Reproduce each line exactly, including spacing and punctuation.

(Entries taken from a collection)
--- --- ---
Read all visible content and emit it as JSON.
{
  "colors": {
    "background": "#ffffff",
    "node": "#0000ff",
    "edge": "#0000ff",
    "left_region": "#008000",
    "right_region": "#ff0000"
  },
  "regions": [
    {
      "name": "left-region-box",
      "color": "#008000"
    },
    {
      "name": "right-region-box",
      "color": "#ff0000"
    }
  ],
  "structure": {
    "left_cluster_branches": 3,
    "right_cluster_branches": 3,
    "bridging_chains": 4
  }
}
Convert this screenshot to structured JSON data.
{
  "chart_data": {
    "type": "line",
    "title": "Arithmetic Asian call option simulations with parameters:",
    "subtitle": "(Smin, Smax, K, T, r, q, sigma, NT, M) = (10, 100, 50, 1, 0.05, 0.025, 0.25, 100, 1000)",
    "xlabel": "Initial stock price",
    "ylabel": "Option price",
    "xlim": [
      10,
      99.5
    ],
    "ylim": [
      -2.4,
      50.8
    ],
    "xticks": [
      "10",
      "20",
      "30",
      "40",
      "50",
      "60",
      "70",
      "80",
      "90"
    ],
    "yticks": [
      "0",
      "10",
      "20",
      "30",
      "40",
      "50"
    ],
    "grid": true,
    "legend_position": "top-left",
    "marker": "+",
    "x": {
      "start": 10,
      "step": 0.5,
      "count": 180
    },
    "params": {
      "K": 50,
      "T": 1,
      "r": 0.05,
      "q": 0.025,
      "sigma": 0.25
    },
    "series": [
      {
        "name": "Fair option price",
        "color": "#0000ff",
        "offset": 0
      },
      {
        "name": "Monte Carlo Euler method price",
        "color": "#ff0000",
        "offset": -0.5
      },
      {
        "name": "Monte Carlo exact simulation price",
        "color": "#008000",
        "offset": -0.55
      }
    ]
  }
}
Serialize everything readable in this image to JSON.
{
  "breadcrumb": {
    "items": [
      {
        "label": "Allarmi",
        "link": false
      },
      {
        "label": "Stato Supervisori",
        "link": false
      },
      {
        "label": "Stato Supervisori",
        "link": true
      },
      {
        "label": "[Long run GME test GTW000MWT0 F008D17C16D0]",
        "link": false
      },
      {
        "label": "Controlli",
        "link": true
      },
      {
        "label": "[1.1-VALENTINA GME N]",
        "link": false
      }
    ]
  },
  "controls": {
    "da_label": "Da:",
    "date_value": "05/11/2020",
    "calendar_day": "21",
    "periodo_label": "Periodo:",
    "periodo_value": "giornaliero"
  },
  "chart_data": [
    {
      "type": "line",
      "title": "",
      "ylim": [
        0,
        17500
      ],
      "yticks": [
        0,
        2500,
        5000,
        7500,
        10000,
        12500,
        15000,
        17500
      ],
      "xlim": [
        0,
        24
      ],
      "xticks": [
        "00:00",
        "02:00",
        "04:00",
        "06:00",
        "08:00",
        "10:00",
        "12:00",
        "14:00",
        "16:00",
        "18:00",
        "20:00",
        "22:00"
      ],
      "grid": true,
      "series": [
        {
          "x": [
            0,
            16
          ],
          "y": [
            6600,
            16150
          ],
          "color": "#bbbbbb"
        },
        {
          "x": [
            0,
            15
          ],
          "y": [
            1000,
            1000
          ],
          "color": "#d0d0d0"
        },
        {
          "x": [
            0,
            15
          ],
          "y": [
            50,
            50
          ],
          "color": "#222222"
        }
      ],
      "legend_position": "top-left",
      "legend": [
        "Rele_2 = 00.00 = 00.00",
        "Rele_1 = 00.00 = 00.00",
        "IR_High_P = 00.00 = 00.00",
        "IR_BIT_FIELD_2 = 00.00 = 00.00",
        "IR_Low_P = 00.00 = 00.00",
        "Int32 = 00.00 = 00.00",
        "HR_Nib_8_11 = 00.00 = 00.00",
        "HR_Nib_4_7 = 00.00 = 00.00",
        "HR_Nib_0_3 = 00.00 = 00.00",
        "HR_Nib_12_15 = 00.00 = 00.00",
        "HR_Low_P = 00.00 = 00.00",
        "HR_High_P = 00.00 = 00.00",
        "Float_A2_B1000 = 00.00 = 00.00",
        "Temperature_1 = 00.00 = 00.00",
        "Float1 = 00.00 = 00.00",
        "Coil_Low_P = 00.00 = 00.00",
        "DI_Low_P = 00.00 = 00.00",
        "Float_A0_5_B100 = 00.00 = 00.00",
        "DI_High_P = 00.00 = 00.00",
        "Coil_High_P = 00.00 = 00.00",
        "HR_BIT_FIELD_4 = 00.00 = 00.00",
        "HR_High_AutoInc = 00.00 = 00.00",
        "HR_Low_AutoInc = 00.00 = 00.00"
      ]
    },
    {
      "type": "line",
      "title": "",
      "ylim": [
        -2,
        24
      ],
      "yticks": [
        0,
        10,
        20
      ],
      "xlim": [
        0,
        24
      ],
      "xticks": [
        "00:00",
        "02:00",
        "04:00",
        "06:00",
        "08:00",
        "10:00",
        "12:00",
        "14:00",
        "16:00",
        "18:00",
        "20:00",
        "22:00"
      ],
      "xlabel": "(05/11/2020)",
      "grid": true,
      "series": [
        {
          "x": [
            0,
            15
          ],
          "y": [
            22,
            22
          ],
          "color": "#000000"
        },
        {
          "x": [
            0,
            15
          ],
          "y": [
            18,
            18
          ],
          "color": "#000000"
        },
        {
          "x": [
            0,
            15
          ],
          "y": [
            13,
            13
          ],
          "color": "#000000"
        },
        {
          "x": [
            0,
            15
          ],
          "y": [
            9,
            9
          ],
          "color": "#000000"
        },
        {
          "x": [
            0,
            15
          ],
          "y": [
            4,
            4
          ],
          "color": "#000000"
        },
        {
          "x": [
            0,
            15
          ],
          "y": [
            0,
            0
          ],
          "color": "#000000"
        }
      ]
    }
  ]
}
--- --- ---
# EXERCISE RESULT
Read all visible content and emit it as JSON.
{
  "colors": {
    "background": "#ffffff",
    "node": "#0000ff",
    "edge": "#0000ff",
    "left_region": "#008000",
    "right_region": "#ff0000"
  },
  "regions": [
    {
      "name": "left-region-box",
      "color": "#008000"
    },
    {
      "name": "right-region-box",
      "color": "#ff0000"
    }
  ],
  "structure": {
    "left_cluster_branches": 3,
    "right_cluster_branches": 3,
    "bridging_chains": 4
  }
}
Convert this screenshot to structured JSON data.
{
  "chart_data": {
    "type": "line",
    "title": "Arithmetic Asian call option simulations with parameters:",
    "subtitle": "(Smin, Smax, K, T, r, q, sigma, NT, M) = (10, 100, 50, 1, 0.05, 0.025, 0.25, 100, 1000)",
    "xlabel": "Initial stock price",
    "ylabel": "Option price",
    "xlim": [
      10,
      99.5
    ],
    "ylim": [
      -2.4,
      50.8
    ],
    "xticks": [
      "10",
      "20",
      "30",
      "40",
      "50",
      "60",
      "70",
      "80",
      "90"
    ],
    "yticks": [
      "0",
      "10",
      "20",
      "30",
      "40",
      "50"
    ],
    "grid": true,
    "legend_position": "top-left",
    "marker": "+",
    "x": {
      "start": 10,
      "step": 0.5,
      "count": 180
    },
    "params": {
      "K": 50,
      "T": 1,
      "r": 0.05,
      "q": 0.025,
      "sigma": 0.25
    },
    "series": [
      {
        "name": "Fair option price",
        "color": "#0000ff",
        "offset": 0
      },
      {
        "name": "Monte Carlo Euler method price",
        "color": "#ff0000",
        "offset": -0.5
      },
      {
        "name": "Monte Carlo exact simulation price",
        "color": "#008000",
        "offset": -0.55
      }
    ]
  }
}
Serialize everything readable in this image to JSON.
{
  "breadcrumb": {
    "items": [
      {
        "label": "Allarmi",
        "link": false
      },
      {
        "label": "Stato Supervisori",
        "link": false
      },
      {
        "label": "Stato Supervisori",
        "link": true
      },
      {
        "label": "[Long run GME test GTW000MWT0 F008D17C16D0]",
        "link": false
      },
      {
        "label": "Controlli",
        "link": true
      },
      {
        "label": "[1.1-VALENTINA GME N]",
        "link": false
      }
    ]
  },
  "controls": {
    "da_label": "Da:",
    "date_value": "05/11/2020",
    "calendar_day": "21",
    "periodo_label": "Periodo:",
    "periodo_value": "giornaliero"
  },
  "chart_data": [
    {
      "type": "line",
      "title": "",
      "ylim": [
        0,
        17500
      ],
      "yticks": [
        0,
        2500,
        5000,
        7500,
        10000,
        12500,
        15000,
        17500
      ],
      "xlim": [
        0,
        24
      ],
      "xticks": [
        "00:00",
        "02:00",
        "04:00",
        "06:00",
        "08:00",
        "10:00",
        "12:00",
        "14:00",
        "16:00",
        "18:00",
        "20:00",
        "22:00"
      ],
      "grid": true,
      "series": [
        {
          "x": [
            0,
            16
          ],
          "y": [
            6600,
            16150
          ],
          "color": "#bbbbbb"
        },
        {
          "x": [
            0,
            15
          ],
          "y": [
            1000,
            1000
          ],
          "color": "#d0d0d0"
        },
        {
          "x": [
            0,
            15
          ],
          "y": [
            50,
            50
          ],
          "color": "#222222"
        }
      ],
      "legend_position": "top-left",
      "legend": [
        "Rele_2 = 00.00 = 00.00",
        "Rele_1 = 00.00 = 00.00",
        "IR_High_P = 00.00 = 00.00",
        "IR_BIT_FIELD_2 = 00.00 = 00.00",
        "IR_Low_P = 00.00 = 00.00",
        "Int32 = 00.00 = 00.00",
        "HR_Nib_8_11 = 00.00 = 00.00",
        "HR_Nib_4_7 = 00.00 = 00.00",
        "HR_Nib_0_3 = 00.00 = 00.00",
        "HR_Nib_12_15 = 00.00 = 00.00",
        "HR_Low_P = 00.00 = 00.00",
        "HR_High_P = 00.00 = 00.00",
        "Float_A2_B1000 = 00.00 = 00.00",
        "Temperature_1 = 00.00 = 00.00",
        "Float1 = 00.00 = 00.00",
        "Coil_Low_P = 00.00 = 00.00",
        "DI_Low_P = 00.00 = 00.00",
        "Float_A0_5_B100 = 00.00 = 00.00",
        "DI_High_P = 00.00 = 00.00",
        "Coil_High_P = 00.00 = 00.00",
        "HR_BIT_FIELD_4 = 00.00 = 00.00",
        "HR_High_AutoInc = 00.00 = 00.00",
        "HR_Low_AutoInc = 00.00 = 00.00"
      ]
    },
    {
      "type": "line",
      "title": "",
      "ylim": [
        -2,
        24
      ],
      "yticks": [
        0,
        10,
        20
      ],
      "xlim": [
        0,
        24
      ],
      "xticks": [
        "00:00",
        "02:00",
        "04:00",
        "06:00",
        "08:00",
        "10:00",
        "12:00",
        "14:00",
        "16:00",
        "18:00",
        "20:00",
        "22:00"
      ],
      "xlabel": "(05/11/2020)",
      "grid": true,
      "series": [
        {
          "x": [
            0,
            15
          ],
          "y": [
            22,
            22
          ],
          "color": "#000000"
        },
        {
          "x": [
            0,
            15
          ],
          "y": [
            18,
            18
          ],
          "color": "#000000"
        },
        {
          "x": [
            0,
            15
          ],
          "y": [
            13,
            13
          ],
          "color": "#000000"
        },
        {
          "x": [
            0,
            15
          ],
          "y": [
            9,
            9
          ],
          "color": "#000000"
        },
        {
          "x": [
            0,
            15
          ],
          "y": [
            4,
            4
          ],
          "color": "#000000"
        },
        {
          "x": [
            0,
            15
          ],
          "y": [
            0,
            0
          ],
          "color": "#000000"
        }
      ]
    }
  ]
}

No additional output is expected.